#### TRECHO
● ● ● ● ●

No dia 13 de janeiro de 1979, Donny enfim retornou a um estúdio, em Nova York, para mais uma gravação com Roberta Flack. Após um colapso nervoso, voltou para o hotel Essex House. Horas depois foi encontrado morto na calçada em frente ao hotel, em decorrência de uma queda do 15º andar.  Um músico absolutamente brilhante que teve sua jornada tragicamente encerrada de maneira precoce, aos 34 anos de idade.

Essa lista é apenas um aperitivo do que Donny Hathaway produziu e, mais do que um resumo, é um incentivo para um mergulho profundo por seu breve, mas deslumbrante catálogo.

 

“The Ghetto”

O carro-chefe de seu primeiro disco, Everything Is Everything (1970), é uma imperdível explosão sonora liderada pelas teclas de seu Wurlitzer e uma contagiante percussão, unindo funk e referências latinas.

“Someday We’ll All Be Free”

Entre as grandes canções de todo seu catálogo, foi escrita pelo amigo Edward Howard como mensagem de motivação a Donny, à época, diagnosticado com esquizofrenia paranoide. Com o tempo, tornou-se também um hino de igualdade racial. Um clássico.

“The Closer I Get To You”

A mais emblemática parceria com Roberta Flack é um dos grandes souls românticos de todos os tempos – e chegou ao segundo lugar da parada de singles da Billboard.

“A Song For You”

Com orquestrações grandiosas e uma voz que une delicadeza, emoção e força, a versão de Donny transforma a canção de amor de Leon Russell em uma experiência espiritual.

● ● ● ● ●

#### QUESTÕES DE LEITURA
- A) Liste os títulos de canção que aparecem como subtítulos no trecho sobre Donny Hathaway.
- B) Reescreva o trecho sobre Donny Hathaway de "A mais emblemática" até "singles da Billboard.", inclusive, substituindo "parceria" por "colaboração".
Os itens que vêm depois do trecho formam um material à parte.

#### Dados estruturados de análise de páginas
● ● ● ● ●

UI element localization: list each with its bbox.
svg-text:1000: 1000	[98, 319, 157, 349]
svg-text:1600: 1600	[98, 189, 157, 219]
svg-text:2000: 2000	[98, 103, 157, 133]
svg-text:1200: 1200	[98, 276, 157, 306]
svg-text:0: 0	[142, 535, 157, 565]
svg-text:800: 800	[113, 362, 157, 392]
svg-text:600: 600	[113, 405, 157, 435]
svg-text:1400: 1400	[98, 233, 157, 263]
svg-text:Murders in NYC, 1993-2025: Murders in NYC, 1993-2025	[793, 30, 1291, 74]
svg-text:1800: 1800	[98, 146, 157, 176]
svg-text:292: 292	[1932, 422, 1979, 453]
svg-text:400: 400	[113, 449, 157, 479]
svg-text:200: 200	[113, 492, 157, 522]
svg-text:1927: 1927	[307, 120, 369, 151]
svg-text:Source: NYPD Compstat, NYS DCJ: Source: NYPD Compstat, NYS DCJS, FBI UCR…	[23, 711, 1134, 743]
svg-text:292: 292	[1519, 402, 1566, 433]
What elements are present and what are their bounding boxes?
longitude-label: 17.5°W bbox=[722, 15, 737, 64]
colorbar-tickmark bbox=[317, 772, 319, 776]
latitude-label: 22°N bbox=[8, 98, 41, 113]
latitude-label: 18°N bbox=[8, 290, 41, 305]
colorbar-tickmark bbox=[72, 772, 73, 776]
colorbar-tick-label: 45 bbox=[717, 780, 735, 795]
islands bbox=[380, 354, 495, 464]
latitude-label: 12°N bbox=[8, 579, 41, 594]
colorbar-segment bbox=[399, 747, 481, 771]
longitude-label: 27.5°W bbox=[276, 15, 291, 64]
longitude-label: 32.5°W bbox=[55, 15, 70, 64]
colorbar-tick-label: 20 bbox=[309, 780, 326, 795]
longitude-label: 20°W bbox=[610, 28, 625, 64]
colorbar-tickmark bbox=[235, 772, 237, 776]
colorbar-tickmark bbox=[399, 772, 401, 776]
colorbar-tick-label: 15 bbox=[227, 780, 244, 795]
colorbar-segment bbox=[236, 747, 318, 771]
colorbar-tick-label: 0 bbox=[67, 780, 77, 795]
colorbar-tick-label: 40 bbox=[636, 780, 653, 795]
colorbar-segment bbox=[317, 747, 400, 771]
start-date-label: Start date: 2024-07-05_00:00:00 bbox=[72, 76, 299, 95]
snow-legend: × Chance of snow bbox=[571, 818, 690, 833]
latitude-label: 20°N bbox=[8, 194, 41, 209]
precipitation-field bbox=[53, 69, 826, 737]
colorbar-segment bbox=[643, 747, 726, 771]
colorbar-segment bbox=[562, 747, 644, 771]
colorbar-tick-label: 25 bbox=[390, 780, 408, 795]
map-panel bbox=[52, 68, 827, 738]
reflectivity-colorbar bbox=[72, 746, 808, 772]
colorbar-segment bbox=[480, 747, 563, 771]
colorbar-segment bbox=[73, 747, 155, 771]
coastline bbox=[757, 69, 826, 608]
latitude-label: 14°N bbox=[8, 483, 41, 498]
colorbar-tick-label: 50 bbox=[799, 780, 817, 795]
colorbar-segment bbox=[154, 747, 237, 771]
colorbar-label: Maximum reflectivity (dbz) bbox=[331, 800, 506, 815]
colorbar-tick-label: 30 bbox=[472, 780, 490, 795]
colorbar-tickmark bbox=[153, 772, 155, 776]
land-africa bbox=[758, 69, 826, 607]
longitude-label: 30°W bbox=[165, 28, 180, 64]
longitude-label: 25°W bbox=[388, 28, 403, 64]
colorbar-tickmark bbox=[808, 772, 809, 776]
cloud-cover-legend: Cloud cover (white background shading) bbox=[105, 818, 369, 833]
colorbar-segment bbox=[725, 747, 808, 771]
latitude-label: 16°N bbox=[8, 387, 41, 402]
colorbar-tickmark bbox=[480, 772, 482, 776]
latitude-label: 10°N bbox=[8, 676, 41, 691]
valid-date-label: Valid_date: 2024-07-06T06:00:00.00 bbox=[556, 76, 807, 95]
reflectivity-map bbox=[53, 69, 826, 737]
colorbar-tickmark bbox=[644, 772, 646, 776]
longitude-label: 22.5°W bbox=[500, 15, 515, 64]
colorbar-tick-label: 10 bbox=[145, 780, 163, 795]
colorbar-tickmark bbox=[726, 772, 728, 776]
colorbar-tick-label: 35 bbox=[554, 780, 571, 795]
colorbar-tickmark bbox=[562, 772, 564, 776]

● ● ● ● ●

#### RESULTADOS
- A)
"The Ghetto"
"Someday We'll All Be Free"
"The Closer I Get To You"
"A Song For You"

- B)
A mais emblemática colaboração com Roberta Flack é um dos grandes souls românticos de todos os tempos – e chegou ao segundo lugar da parada de singles da Billboard.